Repeat word for word the lines from the one holding "Decode this image" through the end, both ends included, and leave out every picture.

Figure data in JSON
----------
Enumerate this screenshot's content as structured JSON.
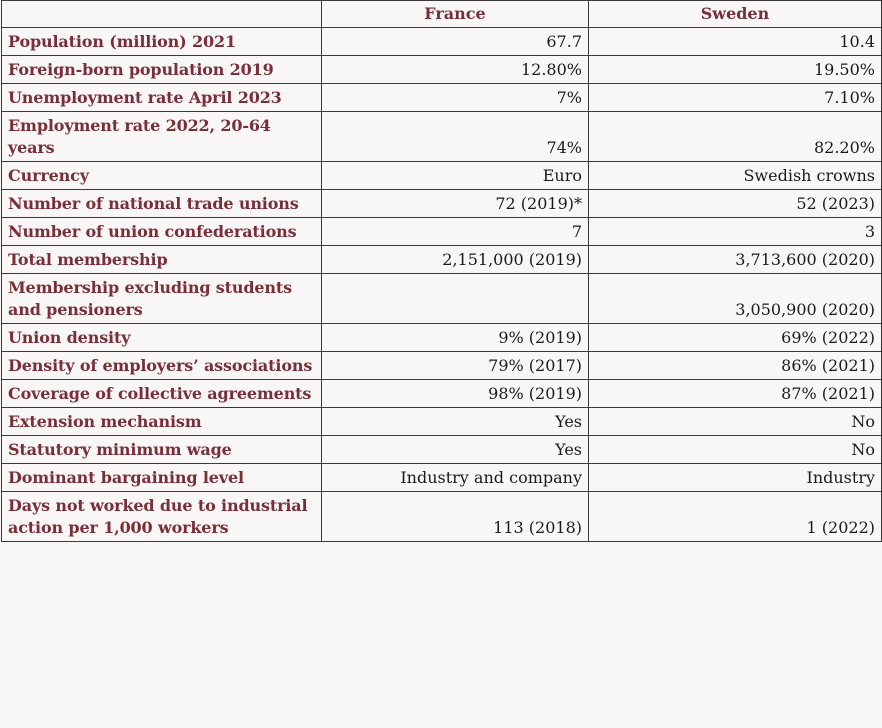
{
  "header": {
    "col1": "",
    "col2": "France",
    "col3": "Sweden"
  },
  "rows": [
    {
      "label": "Population (million) 2021",
      "france": "67.7",
      "sweden": "10.4"
    },
    {
      "label": "Foreign-born population 2019",
      "france": "12.80%",
      "sweden": "19.50%"
    },
    {
      "label": "Unemployment rate April 2023",
      "france": "7%",
      "sweden": "7.10%"
    },
    {
      "label": "Employment rate 2022, 20-64 years",
      "france": "74%",
      "sweden": "82.20%"
    },
    {
      "label": "Currency",
      "france": "Euro",
      "sweden": "Swedish crowns"
    },
    {
      "label": "Number of national trade unions",
      "france": "72 (2019)*",
      "sweden": "52 (2023)"
    },
    {
      "label": "Number of union confederations",
      "france": "7",
      "sweden": "3"
    },
    {
      "label": "Total membership",
      "france": "2,151,000 (2019)",
      "sweden": "3,713,600 (2020)"
    },
    {
      "label": "Membership excluding students and pensioners",
      "france": "",
      "sweden": "3,050,900 (2020)"
    },
    {
      "label": "Union density",
      "france": "9% (2019)",
      "sweden": "69% (2022)"
    },
    {
      "label": "Density of employers’ associations",
      "france": "79% (2017)",
      "sweden": "86% (2021)"
    },
    {
      "label": "Coverage of collective agreements",
      "france": "98% (2019)",
      "sweden": "87% (2021)"
    },
    {
      "label": "Extension mechanism",
      "france": "Yes",
      "sweden": "No"
    },
    {
      "label": "Statutory minimum wage",
      "france": "Yes",
      "sweden": "No"
    },
    {
      "label": "Dominant bargaining level",
      "france": "Industry and company",
      "sweden": "Industry"
    },
    {
      "label": "Days not worked due to industrial action per 1,000 workers",
      "france": "113 (2018)",
      "sweden": "1 (2022)"
    }
  ]
}
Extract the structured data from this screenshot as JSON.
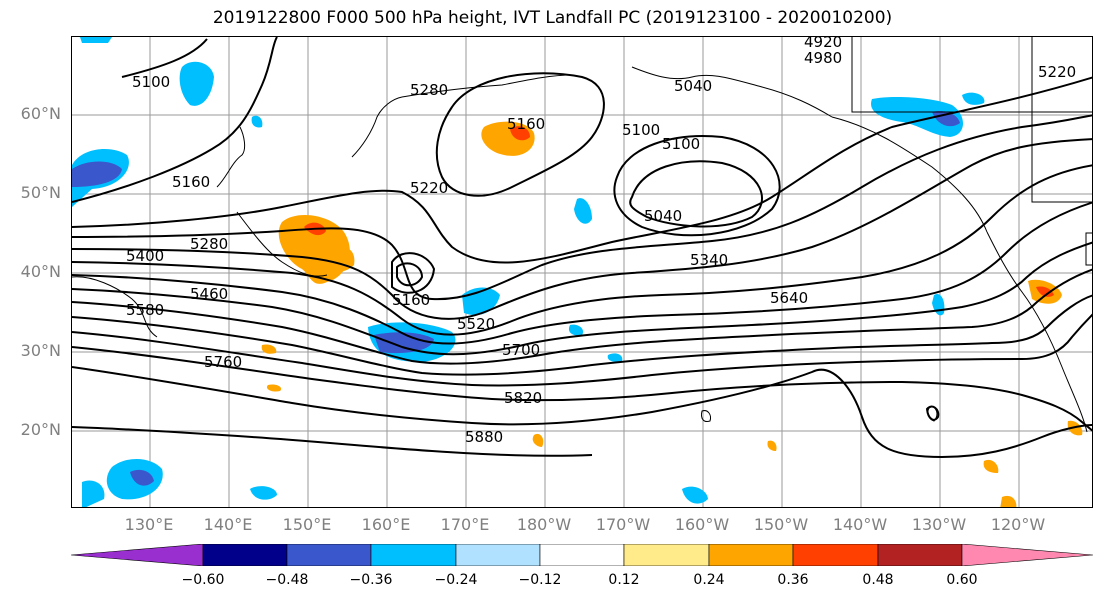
{
  "title": "2019122800 F000 500 hPa height, IVT Landfall PC (2019123100 - 2020010200)",
  "lat_labels": [
    "60°N",
    "50°N",
    "40°N",
    "30°N",
    "20°N"
  ],
  "lon_labels": [
    "130°E",
    "140°E",
    "150°E",
    "160°E",
    "170°E",
    "180°W",
    "170°W",
    "160°W",
    "150°W",
    "140°W",
    "130°W",
    "120°W"
  ],
  "colorbar": {
    "colors": [
      "#9a2fd0",
      "#00008b",
      "#3a57cc",
      "#00bfff",
      "#b0e2ff",
      "#ffffff",
      "#ffeb8a",
      "#ffa500",
      "#ff4000",
      "#b22222",
      "#ff88b0"
    ],
    "ticks": [
      "−0.60",
      "−0.48",
      "−0.36",
      "−0.24",
      "−0.12",
      "0.12",
      "0.24",
      "0.36",
      "0.48",
      "0.60"
    ]
  },
  "contour_labels": [
    "5100",
    "5160",
    "5280",
    "5400",
    "5460",
    "5580",
    "5760",
    "5220",
    "5160",
    "5520",
    "5700",
    "5820",
    "5880",
    "5100",
    "5100",
    "5040",
    "5340",
    "5640",
    "5160",
    "4920",
    "4980",
    "5220",
    "5280",
    "5040"
  ]
}
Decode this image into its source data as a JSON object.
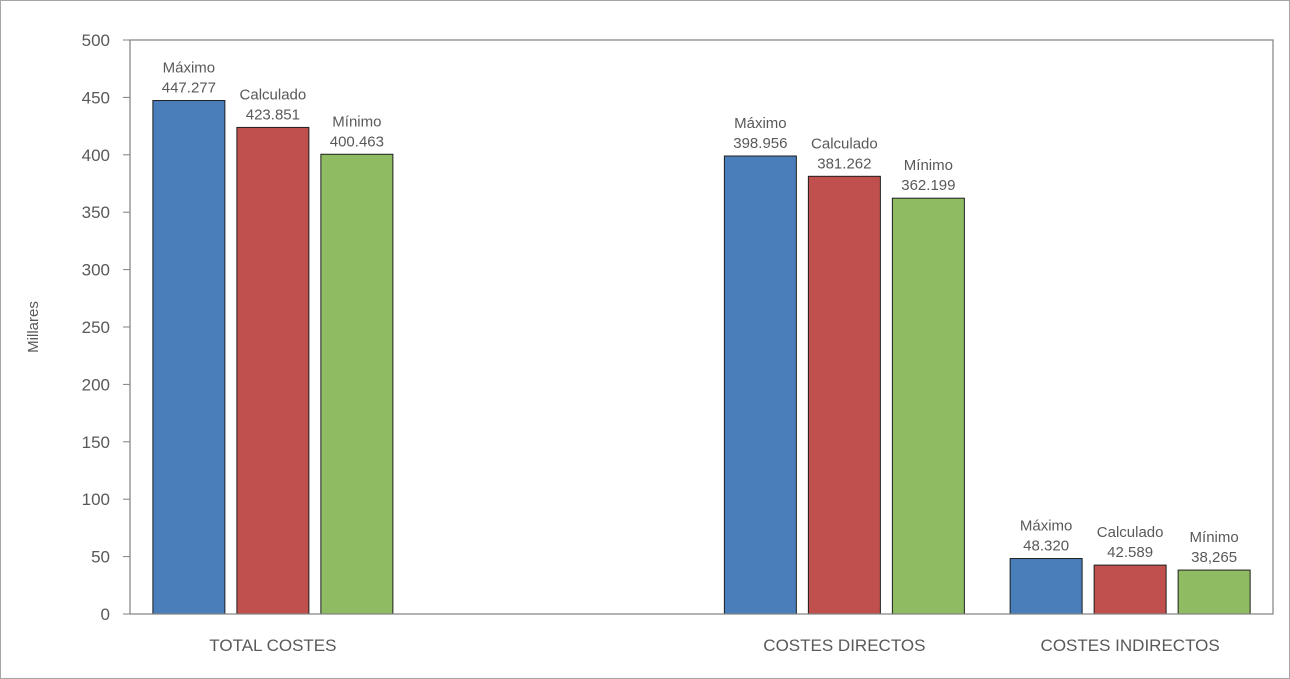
{
  "chart_data": {
    "type": "bar",
    "ylabel": "Millares",
    "ylim": [
      0,
      500
    ],
    "ytick_step": 50,
    "yticks": [
      "0",
      "50",
      "100",
      "150",
      "200",
      "250",
      "300",
      "350",
      "400",
      "450",
      "500"
    ],
    "grid": false,
    "categories": [
      "TOTAL COSTES",
      "",
      "COSTES DIRECTOS",
      "COSTES INDIRECTOS"
    ],
    "series": [
      {
        "name": "Máximo",
        "color": "#4a7ebb",
        "values": [
          447.277,
          null,
          398.956,
          48.32
        ],
        "labels": [
          "447.277",
          "",
          "398.956",
          "48.320"
        ]
      },
      {
        "name": "Calculado",
        "color": "#c0504d",
        "values": [
          423.851,
          null,
          381.262,
          42.589
        ],
        "labels": [
          "423.851",
          "",
          "381.262",
          "42.589"
        ]
      },
      {
        "name": "Mínimo",
        "color": "#8fbc63",
        "values": [
          400.463,
          null,
          362.199,
          38.265
        ],
        "labels": [
          "400.463",
          "",
          "362.199",
          "38,265"
        ]
      }
    ]
  }
}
----------
*CORRECT RESPONSE*.
Decode this image into its source data as a JSON object.
{
  "chart_data": {
    "type": "bar",
    "ylabel": "Millares",
    "ylim": [
      0,
      500
    ],
    "ytick_step": 50,
    "yticks": [
      "0",
      "50",
      "100",
      "150",
      "200",
      "250",
      "300",
      "350",
      "400",
      "450",
      "500"
    ],
    "grid": false,
    "categories": [
      "TOTAL COSTES",
      "",
      "COSTES DIRECTOS",
      "COSTES INDIRECTOS"
    ],
    "series": [
      {
        "name": "Máximo",
        "color": "#4a7ebb",
        "values": [
          447.277,
          null,
          398.956,
          48.32
        ],
        "labels": [
          "447.277",
          "",
          "398.956",
          "48.320"
        ]
      },
      {
        "name": "Calculado",
        "color": "#c0504d",
        "values": [
          423.851,
          null,
          381.262,
          42.589
        ],
        "labels": [
          "423.851",
          "",
          "381.262",
          "42.589"
        ]
      },
      {
        "name": "Mínimo",
        "color": "#8fbc63",
        "values": [
          400.463,
          null,
          362.199,
          38.265
        ],
        "labels": [
          "400.463",
          "",
          "362.199",
          "38,265"
        ]
      }
    ]
  }
}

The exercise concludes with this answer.